═══ DOCUMENT EXTRACT ═══

Religion
- Affiliation: Hinduism
- District: Jalgaon District
- Deity: Hanuman
- Festivals: Hanuman Jayanti; Ram navami;
- Ecclesiastical or organizational status: Active
- Governing body: Jai Hanuman Mandir Trust , Shirsala
- Status: Active

Location
- Location: Shirsala, Bodwad
- State: Maharashtra
- Country: India
- Interactive map of Shree Siddheshwar Hanuman Temple
- Coordinates: 20°56′21″N 76°03′33″E﻿ / ﻿20.93917°N 76.05917°E

Architecture
- Founder: Residents of Shirsaa village and Samarth Ramdas Swami

Specifications
- Length: 36.089 Foot
- Width: 26.24 Foot
- Height (max): 15 foot
- Temple: Five
- Monument: One
- Elevation: 296 m (971 ft)

= Shirsada Hanuman Temple =

Hindu temple in Jalgaon district, India

Maruti Temple of Shirsala village, also known as Shree Siddheshwar Hanuman Temple earlier Shirsala Hanuman Temple, is a Hindu temple located in the village of Shirsada in Bodwad taluka in Maharashtra's Jalgaon district. Its deity is Hanuman.

== Overview ==
According to a folklore decades ago, Shirsala's residents discovered this Maruti's stone idol in the nearby river. They took it to a neem tree and established it there, where the mandir is now present.

The Mandira is unique because it does not have a Shikhar, Amlak, and Kadas. Several other temples are located in the temple premises.

Shirsala Maruti is founded by Samarth Ramdas Swamy.

Maruti Temple is situated 7.45 miles away from the town of Muktainagar and 46 Miles from Jalgaon.

═══ PROVIDED MATERIAL ═══

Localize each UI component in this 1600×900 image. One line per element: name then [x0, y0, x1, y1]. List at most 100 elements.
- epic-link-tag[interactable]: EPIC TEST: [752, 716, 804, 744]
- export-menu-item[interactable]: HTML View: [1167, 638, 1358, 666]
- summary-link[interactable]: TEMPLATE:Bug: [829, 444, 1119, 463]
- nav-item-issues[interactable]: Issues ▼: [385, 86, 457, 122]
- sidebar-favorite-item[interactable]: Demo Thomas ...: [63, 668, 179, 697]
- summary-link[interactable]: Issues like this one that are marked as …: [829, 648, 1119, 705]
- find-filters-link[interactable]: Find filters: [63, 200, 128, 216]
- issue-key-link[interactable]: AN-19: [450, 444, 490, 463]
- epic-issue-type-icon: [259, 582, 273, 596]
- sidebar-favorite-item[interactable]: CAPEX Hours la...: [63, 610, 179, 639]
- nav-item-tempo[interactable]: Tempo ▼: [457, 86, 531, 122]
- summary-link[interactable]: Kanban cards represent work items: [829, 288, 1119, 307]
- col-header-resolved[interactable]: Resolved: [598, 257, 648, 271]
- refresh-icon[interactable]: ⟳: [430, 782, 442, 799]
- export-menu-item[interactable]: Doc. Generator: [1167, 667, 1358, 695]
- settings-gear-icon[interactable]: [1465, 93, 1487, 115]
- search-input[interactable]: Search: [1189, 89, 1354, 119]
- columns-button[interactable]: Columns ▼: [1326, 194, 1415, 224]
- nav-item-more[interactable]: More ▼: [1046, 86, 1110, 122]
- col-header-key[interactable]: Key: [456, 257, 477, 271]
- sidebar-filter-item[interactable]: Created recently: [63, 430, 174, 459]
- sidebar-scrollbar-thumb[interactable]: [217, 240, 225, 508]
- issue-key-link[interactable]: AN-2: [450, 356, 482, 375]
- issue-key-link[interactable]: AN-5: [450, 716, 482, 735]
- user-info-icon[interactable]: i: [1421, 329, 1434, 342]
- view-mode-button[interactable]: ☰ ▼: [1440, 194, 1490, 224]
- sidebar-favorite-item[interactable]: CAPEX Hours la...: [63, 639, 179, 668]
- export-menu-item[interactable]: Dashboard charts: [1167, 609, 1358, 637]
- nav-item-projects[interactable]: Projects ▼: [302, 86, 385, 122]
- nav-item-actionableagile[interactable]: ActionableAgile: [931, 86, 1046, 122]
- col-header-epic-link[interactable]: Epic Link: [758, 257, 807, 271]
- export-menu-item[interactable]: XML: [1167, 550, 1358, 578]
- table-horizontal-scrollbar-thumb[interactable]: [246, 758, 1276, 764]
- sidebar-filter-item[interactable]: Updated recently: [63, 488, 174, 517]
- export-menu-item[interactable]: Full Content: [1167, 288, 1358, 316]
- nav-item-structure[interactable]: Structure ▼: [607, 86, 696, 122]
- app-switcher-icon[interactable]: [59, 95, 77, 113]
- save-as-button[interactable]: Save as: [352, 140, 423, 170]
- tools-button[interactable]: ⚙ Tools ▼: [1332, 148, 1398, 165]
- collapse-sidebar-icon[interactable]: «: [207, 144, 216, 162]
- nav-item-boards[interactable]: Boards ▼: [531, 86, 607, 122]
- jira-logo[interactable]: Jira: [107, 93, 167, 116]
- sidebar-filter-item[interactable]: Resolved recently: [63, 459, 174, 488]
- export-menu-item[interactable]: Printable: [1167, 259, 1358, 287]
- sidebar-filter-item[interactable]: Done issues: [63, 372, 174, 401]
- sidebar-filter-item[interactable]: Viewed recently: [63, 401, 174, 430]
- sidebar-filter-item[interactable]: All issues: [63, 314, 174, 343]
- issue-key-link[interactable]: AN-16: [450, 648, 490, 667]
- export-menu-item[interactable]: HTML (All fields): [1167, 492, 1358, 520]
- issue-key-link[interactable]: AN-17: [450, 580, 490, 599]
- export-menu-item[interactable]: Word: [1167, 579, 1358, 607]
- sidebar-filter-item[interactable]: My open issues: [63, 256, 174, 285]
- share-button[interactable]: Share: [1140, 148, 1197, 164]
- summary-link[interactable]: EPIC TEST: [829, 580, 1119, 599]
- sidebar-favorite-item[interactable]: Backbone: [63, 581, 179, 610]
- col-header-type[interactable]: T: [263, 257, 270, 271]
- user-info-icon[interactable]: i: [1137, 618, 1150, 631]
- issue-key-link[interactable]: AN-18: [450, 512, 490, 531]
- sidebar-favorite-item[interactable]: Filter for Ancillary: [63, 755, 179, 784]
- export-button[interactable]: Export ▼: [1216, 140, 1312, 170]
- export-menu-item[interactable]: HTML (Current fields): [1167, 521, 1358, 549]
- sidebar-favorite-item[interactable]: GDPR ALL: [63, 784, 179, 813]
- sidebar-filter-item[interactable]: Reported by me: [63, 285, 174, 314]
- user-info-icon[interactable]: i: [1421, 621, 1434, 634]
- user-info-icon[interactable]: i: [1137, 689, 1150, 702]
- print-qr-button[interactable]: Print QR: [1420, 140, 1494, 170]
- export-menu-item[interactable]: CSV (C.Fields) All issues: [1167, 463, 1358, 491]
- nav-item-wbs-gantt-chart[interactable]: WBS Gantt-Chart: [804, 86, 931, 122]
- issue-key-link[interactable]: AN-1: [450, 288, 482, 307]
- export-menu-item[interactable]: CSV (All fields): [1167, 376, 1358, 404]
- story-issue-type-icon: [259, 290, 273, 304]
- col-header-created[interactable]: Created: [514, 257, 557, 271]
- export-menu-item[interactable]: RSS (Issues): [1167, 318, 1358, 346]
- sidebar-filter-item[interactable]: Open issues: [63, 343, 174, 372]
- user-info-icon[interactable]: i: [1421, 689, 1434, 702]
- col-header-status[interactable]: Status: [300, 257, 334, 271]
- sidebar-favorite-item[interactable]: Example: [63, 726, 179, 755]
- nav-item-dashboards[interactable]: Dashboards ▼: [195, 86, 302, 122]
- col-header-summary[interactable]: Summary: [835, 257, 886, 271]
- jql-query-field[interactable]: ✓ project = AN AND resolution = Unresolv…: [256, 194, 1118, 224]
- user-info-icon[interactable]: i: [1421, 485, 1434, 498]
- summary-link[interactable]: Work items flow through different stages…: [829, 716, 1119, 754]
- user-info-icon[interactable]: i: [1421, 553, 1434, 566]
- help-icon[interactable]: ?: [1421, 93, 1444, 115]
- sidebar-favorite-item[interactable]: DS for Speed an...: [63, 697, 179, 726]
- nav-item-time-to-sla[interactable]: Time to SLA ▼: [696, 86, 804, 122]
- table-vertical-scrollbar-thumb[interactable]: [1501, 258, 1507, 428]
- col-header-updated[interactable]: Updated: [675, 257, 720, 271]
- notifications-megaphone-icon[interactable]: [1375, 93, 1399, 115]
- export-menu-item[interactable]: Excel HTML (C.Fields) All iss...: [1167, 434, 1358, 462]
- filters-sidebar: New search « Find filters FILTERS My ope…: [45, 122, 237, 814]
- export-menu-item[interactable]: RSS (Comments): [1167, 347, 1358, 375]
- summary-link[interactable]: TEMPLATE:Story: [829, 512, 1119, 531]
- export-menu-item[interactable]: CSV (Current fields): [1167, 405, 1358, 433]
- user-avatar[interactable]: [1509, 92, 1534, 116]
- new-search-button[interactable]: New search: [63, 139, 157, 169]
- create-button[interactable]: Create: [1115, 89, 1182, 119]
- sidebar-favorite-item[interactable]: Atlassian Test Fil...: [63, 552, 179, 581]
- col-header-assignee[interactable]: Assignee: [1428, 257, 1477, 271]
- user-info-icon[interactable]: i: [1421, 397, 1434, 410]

═══

◆ BRIEF A ◆
List the three features that the temple article says the temple does not have.
◆ BRIEF B ◆
According to the temple article, how far is the temple from the town of Muktainagar?

◆ YOUR SOLUTION A ◆
Shikhar
Amlak
Kadas

◆ YOUR SOLUTION B ◆
7.45 miles